**Entries**.
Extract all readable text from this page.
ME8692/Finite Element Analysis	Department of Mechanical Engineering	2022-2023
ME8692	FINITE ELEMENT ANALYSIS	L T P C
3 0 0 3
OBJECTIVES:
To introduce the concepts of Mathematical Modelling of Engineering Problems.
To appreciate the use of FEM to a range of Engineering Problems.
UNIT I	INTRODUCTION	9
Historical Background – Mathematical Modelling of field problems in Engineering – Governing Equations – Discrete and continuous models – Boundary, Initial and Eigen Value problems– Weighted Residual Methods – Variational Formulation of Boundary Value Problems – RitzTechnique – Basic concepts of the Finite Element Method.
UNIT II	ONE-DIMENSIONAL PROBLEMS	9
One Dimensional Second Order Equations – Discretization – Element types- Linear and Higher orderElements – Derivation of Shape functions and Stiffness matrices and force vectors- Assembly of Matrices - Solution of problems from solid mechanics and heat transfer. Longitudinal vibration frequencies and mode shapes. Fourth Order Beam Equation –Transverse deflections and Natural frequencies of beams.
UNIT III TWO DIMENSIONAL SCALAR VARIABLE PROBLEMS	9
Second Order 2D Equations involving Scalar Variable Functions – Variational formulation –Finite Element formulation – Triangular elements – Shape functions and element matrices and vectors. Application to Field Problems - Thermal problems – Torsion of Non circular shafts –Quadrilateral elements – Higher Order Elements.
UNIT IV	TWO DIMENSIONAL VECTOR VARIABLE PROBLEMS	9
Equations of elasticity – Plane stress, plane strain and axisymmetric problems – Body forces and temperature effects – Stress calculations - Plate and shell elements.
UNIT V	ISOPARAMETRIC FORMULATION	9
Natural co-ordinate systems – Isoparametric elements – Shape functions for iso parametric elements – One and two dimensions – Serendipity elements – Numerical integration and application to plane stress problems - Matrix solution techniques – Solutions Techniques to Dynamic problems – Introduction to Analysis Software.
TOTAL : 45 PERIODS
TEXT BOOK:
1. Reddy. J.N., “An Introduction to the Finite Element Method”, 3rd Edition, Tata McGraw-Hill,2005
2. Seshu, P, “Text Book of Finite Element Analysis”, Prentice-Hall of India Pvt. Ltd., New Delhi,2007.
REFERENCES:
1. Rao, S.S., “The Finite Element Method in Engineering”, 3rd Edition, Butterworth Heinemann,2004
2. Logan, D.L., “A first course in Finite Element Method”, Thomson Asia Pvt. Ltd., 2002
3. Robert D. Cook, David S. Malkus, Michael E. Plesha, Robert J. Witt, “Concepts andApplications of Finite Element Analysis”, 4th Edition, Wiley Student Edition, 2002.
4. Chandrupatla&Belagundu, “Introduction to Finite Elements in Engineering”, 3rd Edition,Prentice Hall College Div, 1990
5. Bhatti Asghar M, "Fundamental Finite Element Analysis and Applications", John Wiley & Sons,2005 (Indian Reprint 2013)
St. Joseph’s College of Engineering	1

**Task description**. Find the lines above holding the word "plane" and show them.

**Solution below**.
Equations of elasticity – Plane stress, plane strain and axisymmetric problems – Body forces and temperature effects – Stress calculations - Plate and shell elements.
Natural co-ordinate systems – Isoparametric elements – Shape functions for iso parametric elements – One and two dimensions – Serendipity elements – Numerical integration and application to plane stress problems - Matrix solution techniques – Solutions Techniques to Dynamic problems – Introduction to Analysis Software.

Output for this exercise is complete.